*Extract*
Games and Brains

Abstract

The present article argues that recent claims made by studies in the cognitive neurosciences regarding a beneficial effect of violent action games, including ego-shooters, on human attention and other cognitive abilities have to be critically questioned. Are there other forms of attention than those these studies focused on? Are improvements of certain cognitive abilities the only relevant effects of violent action games? Or do procedural rhetoric, narrative frames, and affective as well as persuasive design of these applications necessitate a widened, interdisciplinary framework that might open for less assertive and clear-cut, yet more troublesome findings?

Introduction: Setting the scene

In her TED talk Your Brain in Video Games, cognitive researcher Daphne Bavelier (2012) engages the potential effects of “fast-paced videogames” on players’ mental capacities.1 Drawing on experiments she conducted with the game Call of Duty: Black Ops that, according to her, had been played for an accumulated number of 600 million hours (or 68.000 years) only one month after its release by Activision in 2010, she poses the adequate question of how this immense use of time and resources can successfully be leveraged for a beneficial cause comparable to engaging in “linear algebra” or “reading Shakespeare”. She then sets out to present her results that, not entirely surprisingly, indicate that playing action games for a moderate time-span each day improves eyesight, increases the ability to simultaneously focus on a number of moving objects on a screen, to multitask several actions, and to mentally rotate complex geometrical objects.

Through neuro-scientific imaging techniques, she connects these findings to the architecture of the human brain and shows that action games stimulate crucial areas such as the parietal cortex responsible for orientation of attention, the frontal lobe that sustains attention, and the anterior cingulate that allocates and regulates attention and dissolves conflicting perceptual input. Her results, she argues, should not be misappropriated to justify forms of excessive use of computer games, so-called “binging”, but should serve as the basis for attempts to bring together brain scientists and game developers and producers to develop better applications for education, rehabilitation, and training that combine the positive effects identified by Bavelier and her colleagues with game mechanics and story-lines that are engaging and motivating.

*Information provided*
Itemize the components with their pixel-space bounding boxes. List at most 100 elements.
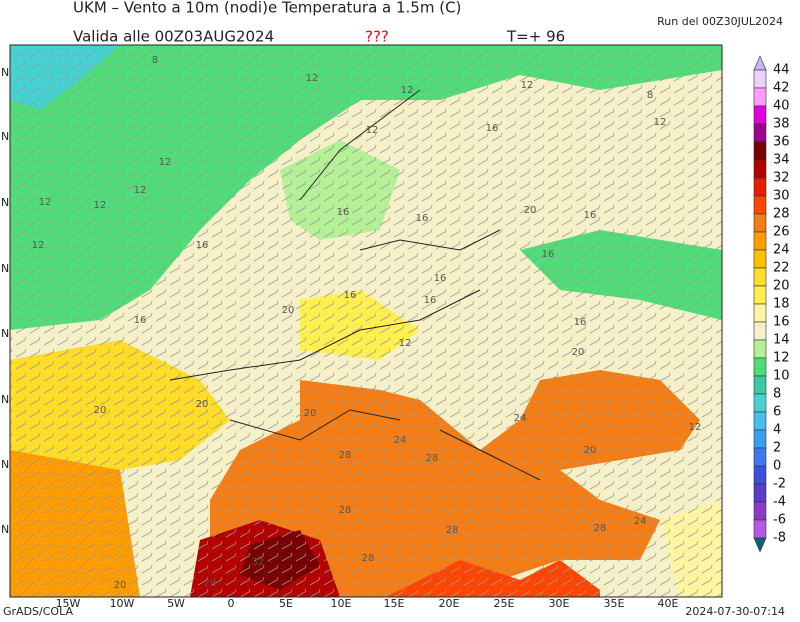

*What to produce*
Answer these from the Games and Brains article:
(a) Which kind of violent action game does the abstract name as included in the recent claims?
(b) With which game did Bavelier conduct her experiments?
(c) Which brain area does the article call responsible for orientation of attention?
Answer from the Games and Brains article alone, not from the data.

*Written answer*
(a) Ego-shooters.
(b) Call of Duty: Black Ops.
(c) The parietal cortex.